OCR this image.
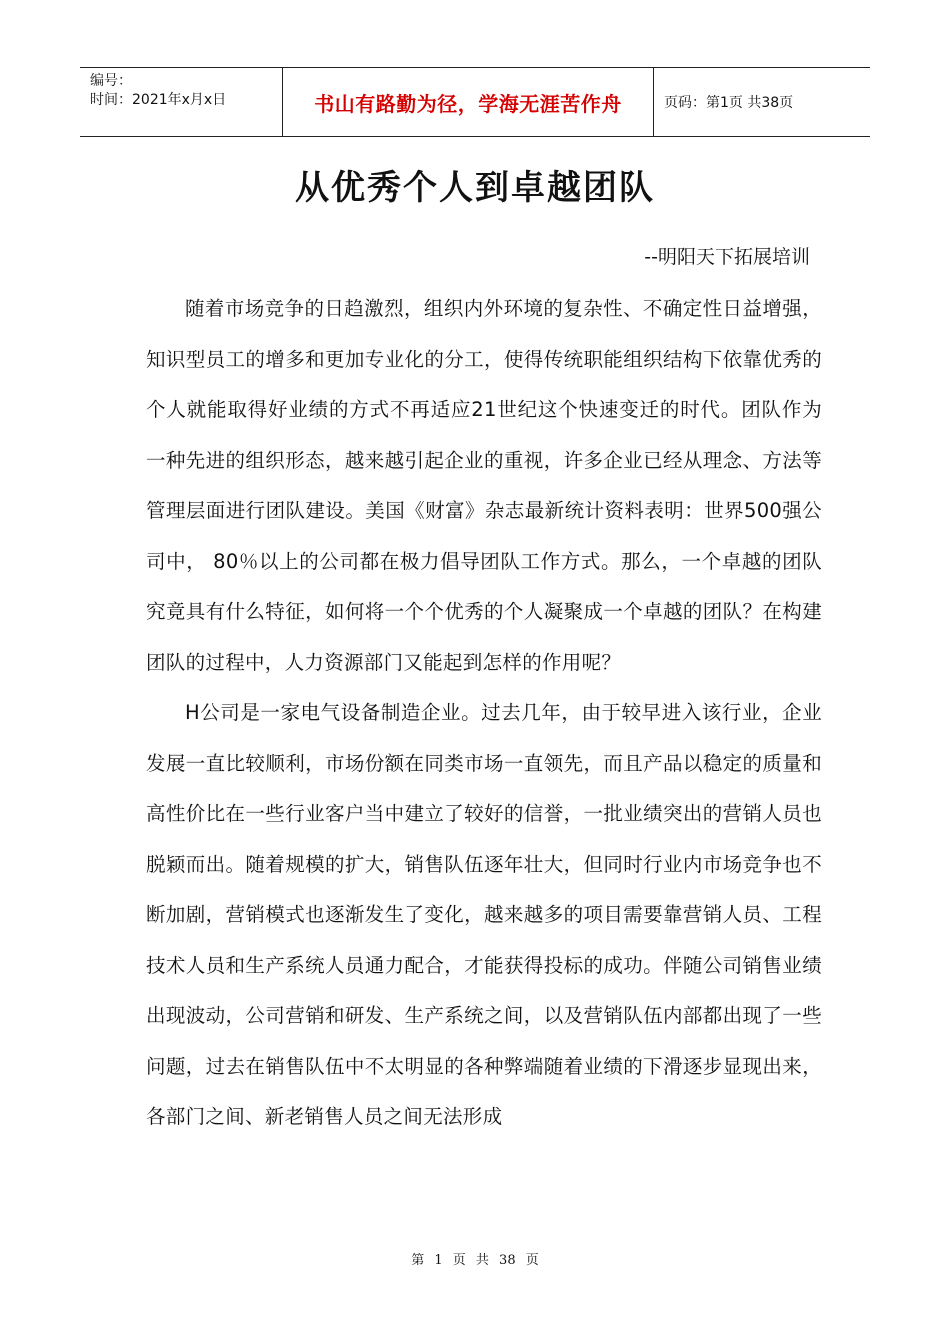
编号：
时间：2021年x月x日	书山有路勤为径，学海无涯苦作舟	页码：第1页 共38页
从优秀个人到卓越团队
--明阳天下拓展培训

随着市场竞争的日趋激烈，组织内外环境的复杂性、不确定性日益增强，知识型员工的增多和更加专业化的分工，使得传统职能组织结构下依靠优秀的个人就能取得好业绩的方式不再适应21世纪这个快速变迁的时代。团队作为一种先进的组织形态，越来越引起企业的重视，许多企业已经从理念、方法等管理层面进行团队建设。美国《财富》杂志最新统计资料表明：世界500强公司中， 80％以上的公司都在极力倡导团队工作方式。那么，一个卓越的团队究竟具有什么特征，如何将一个个优秀的个人凝聚成一个卓越的团队？在构建团队的过程中，人力资源部门又能起到怎样的作用呢？

H公司是一家电气设备制造企业。过去几年，由于较早进入该行业，企业发展一直比较顺利，市场份额在同类市场一直领先，而且产品以稳定的质量和高性价比在一些行业客户当中建立了较好的信誉，一批业绩突出的营销人员也脱颖而出。随着规模的扩大，销售队伍逐年壮大，但同时行业内市场竞争也不断加剧，营销模式也逐渐发生了变化，越来越多的项目需要靠营销人员、工程技术人员和生产系统人员通力配合，才能获得投标的成功。伴随公司销售业绩出现波动，公司营销和研发、生产系统之间，以及营销队伍内部都出现了一些问题，过去在销售队伍中不太明显的各种弊端随着业绩的下滑逐步显现出来，各部门之间、新老销售人员之间无法形成

第 1 页 共 38 页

■ **Given request**
Quote the entries above word for word. Leave the images out.

■ **Exercise response**
OCR this image.
编号：
时间：2021年x月x日	书山有路勤为径，学海无涯苦作舟	页码：第1页 共38页
从优秀个人到卓越团队
--明阳天下拓展培训

随着市场竞争的日趋激烈，组织内外环境的复杂性、不确定性日益增强，知识型员工的增多和更加专业化的分工，使得传统职能组织结构下依靠优秀的个人就能取得好业绩的方式不再适应21世纪这个快速变迁的时代。团队作为一种先进的组织形态，越来越引起企业的重视，许多企业已经从理念、方法等管理层面进行团队建设。美国《财富》杂志最新统计资料表明：世界500强公司中， 80％以上的公司都在极力倡导团队工作方式。那么，一个卓越的团队究竟具有什么特征，如何将一个个优秀的个人凝聚成一个卓越的团队？在构建团队的过程中，人力资源部门又能起到怎样的作用呢？

H公司是一家电气设备制造企业。过去几年，由于较早进入该行业，企业发展一直比较顺利，市场份额在同类市场一直领先，而且产品以稳定的质量和高性价比在一些行业客户当中建立了较好的信誉，一批业绩突出的营销人员也脱颖而出。随着规模的扩大，销售队伍逐年壮大，但同时行业内市场竞争也不断加剧，营销模式也逐渐发生了变化，越来越多的项目需要靠营销人员、工程技术人员和生产系统人员通力配合，才能获得投标的成功。伴随公司销售业绩出现波动，公司营销和研发、生产系统之间，以及营销队伍内部都出现了一些问题，过去在销售队伍中不太明显的各种弊端随着业绩的下滑逐步显现出来，各部门之间、新老销售人员之间无法形成

第 1 页 共 38 页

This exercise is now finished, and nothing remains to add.